### WHAT IS EXPECTED
From the entries that follow, list every line in which the string "color" appears.

### THE DATA
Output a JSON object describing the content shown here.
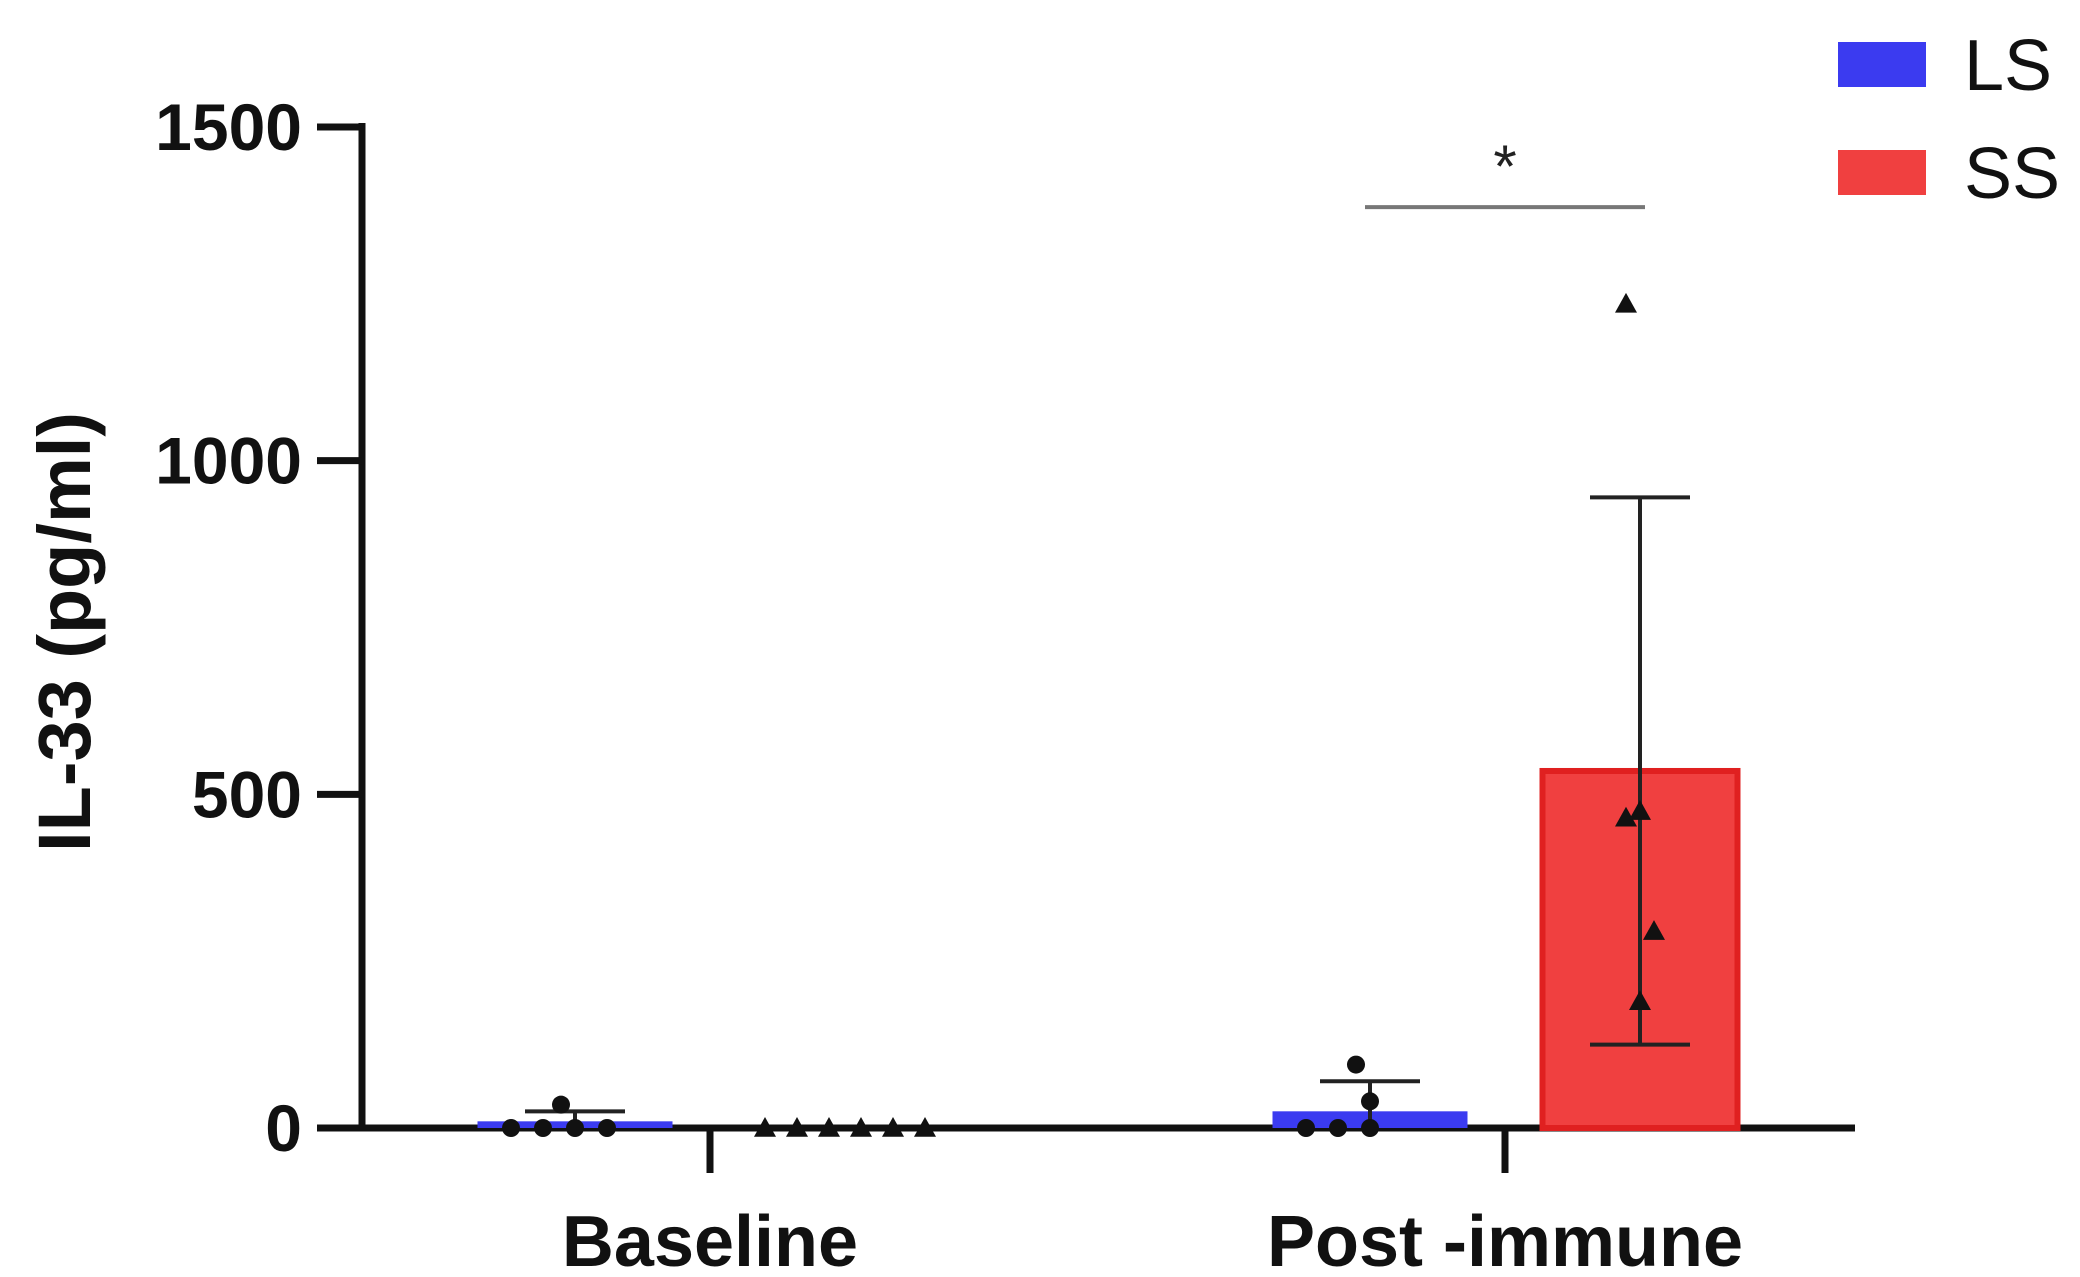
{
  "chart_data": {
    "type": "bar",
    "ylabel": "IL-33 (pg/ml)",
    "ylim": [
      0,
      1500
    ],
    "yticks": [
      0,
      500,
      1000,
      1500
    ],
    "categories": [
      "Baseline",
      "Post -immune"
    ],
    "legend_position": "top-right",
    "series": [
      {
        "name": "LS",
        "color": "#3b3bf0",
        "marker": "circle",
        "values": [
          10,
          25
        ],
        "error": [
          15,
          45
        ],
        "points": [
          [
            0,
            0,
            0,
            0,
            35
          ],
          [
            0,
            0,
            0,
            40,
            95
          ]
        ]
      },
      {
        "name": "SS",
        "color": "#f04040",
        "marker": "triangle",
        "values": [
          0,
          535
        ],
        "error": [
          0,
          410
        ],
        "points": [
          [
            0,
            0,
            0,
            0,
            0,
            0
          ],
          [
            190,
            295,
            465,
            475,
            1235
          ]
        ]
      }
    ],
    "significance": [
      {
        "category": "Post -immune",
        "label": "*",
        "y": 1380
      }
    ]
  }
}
* * *
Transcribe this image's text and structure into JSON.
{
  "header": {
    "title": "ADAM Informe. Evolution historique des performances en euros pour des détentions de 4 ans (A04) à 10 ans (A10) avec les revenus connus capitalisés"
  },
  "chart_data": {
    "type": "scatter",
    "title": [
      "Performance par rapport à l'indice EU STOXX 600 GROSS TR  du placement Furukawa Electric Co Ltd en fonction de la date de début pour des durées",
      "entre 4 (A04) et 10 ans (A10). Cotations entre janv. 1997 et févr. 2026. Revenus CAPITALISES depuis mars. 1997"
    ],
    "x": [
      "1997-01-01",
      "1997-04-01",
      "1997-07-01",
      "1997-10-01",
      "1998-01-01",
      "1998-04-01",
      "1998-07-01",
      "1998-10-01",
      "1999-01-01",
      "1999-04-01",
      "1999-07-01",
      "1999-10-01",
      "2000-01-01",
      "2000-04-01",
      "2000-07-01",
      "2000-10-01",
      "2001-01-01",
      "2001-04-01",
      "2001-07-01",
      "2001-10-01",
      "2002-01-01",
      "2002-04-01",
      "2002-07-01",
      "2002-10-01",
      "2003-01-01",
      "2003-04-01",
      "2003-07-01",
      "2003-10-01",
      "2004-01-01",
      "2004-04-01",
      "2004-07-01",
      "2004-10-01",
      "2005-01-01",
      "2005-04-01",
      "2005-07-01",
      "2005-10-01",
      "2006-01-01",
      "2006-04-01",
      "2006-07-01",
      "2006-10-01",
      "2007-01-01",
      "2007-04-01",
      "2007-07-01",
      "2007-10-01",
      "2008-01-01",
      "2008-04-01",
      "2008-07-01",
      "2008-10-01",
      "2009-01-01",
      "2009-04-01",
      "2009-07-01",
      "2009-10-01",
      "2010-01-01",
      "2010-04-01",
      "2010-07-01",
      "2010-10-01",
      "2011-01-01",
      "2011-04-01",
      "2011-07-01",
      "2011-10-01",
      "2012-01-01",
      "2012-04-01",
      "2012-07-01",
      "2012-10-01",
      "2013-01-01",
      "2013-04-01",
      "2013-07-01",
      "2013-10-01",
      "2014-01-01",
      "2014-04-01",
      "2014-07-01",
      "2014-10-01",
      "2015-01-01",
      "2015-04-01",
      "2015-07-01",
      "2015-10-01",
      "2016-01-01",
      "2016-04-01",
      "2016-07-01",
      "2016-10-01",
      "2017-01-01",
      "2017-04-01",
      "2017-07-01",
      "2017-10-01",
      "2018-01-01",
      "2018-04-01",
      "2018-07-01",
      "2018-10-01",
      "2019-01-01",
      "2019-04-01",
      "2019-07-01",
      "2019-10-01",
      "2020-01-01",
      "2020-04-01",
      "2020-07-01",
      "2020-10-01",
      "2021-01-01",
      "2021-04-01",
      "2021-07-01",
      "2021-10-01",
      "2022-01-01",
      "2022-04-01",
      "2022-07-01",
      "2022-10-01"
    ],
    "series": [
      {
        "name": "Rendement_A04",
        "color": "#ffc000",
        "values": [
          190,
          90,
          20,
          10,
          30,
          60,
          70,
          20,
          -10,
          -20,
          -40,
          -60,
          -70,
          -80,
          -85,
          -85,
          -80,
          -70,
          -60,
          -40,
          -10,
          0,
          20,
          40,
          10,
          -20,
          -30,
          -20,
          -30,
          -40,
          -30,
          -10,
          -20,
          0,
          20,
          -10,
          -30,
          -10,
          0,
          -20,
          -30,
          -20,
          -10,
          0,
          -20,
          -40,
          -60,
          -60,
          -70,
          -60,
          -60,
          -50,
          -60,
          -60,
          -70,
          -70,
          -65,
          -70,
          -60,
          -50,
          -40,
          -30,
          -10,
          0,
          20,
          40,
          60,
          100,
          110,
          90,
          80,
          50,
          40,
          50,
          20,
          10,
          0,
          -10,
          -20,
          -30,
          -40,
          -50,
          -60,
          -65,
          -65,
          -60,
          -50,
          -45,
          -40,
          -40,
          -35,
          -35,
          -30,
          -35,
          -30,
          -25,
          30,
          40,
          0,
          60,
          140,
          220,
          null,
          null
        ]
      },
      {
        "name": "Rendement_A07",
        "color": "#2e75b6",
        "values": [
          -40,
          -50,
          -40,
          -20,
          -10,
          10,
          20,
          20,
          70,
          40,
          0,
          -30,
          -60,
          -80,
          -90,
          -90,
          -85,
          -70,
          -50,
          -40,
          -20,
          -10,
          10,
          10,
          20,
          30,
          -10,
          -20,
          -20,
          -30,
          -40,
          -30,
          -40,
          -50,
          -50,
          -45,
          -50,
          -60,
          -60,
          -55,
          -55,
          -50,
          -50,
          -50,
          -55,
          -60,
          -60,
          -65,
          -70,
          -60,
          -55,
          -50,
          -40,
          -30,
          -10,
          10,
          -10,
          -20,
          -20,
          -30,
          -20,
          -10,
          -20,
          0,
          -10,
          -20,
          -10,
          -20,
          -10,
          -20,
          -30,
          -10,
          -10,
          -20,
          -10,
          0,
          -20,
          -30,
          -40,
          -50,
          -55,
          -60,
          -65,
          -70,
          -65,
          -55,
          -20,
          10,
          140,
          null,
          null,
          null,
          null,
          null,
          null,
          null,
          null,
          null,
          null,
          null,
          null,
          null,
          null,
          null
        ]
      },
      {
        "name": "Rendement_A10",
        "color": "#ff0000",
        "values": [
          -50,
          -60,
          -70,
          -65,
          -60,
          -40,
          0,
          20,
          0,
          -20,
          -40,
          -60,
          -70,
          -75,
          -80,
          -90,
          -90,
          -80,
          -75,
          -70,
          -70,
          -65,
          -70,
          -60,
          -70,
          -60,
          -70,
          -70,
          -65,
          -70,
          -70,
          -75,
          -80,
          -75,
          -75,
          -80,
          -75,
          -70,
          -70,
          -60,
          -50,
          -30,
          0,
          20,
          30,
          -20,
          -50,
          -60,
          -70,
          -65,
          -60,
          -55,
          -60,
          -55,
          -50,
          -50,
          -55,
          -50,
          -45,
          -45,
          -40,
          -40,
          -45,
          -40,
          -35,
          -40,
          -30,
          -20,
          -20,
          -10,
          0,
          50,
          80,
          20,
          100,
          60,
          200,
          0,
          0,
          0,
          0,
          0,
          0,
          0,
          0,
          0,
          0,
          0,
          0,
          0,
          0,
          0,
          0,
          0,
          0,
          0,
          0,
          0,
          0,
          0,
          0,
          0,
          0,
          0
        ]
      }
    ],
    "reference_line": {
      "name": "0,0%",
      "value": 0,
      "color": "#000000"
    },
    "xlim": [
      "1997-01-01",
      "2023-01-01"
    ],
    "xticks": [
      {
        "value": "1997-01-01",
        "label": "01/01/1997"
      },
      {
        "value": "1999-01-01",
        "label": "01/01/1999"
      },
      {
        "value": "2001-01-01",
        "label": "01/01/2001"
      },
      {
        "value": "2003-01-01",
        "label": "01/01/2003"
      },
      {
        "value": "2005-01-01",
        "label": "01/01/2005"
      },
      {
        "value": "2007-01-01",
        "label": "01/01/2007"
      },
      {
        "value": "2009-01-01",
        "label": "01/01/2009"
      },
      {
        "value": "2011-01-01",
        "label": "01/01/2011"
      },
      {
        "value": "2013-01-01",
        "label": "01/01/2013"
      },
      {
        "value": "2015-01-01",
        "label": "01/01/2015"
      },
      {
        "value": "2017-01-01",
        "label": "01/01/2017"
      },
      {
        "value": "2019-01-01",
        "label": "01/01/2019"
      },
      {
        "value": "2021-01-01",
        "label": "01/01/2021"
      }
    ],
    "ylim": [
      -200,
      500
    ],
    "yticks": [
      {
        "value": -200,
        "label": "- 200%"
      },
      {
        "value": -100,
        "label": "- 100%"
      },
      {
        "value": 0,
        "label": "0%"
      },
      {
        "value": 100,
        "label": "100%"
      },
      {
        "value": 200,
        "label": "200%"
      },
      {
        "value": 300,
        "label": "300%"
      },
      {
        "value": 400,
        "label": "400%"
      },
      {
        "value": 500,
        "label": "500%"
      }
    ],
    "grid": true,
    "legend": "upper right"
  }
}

### RESPONSE TO THIS EXERCISE
        "color": "#3b3bf0",
        "color": "#f04040",
        "color": "#ffc000",
        "color": "#2e75b6",
        "color": "#ff0000",
      "color": "#000000"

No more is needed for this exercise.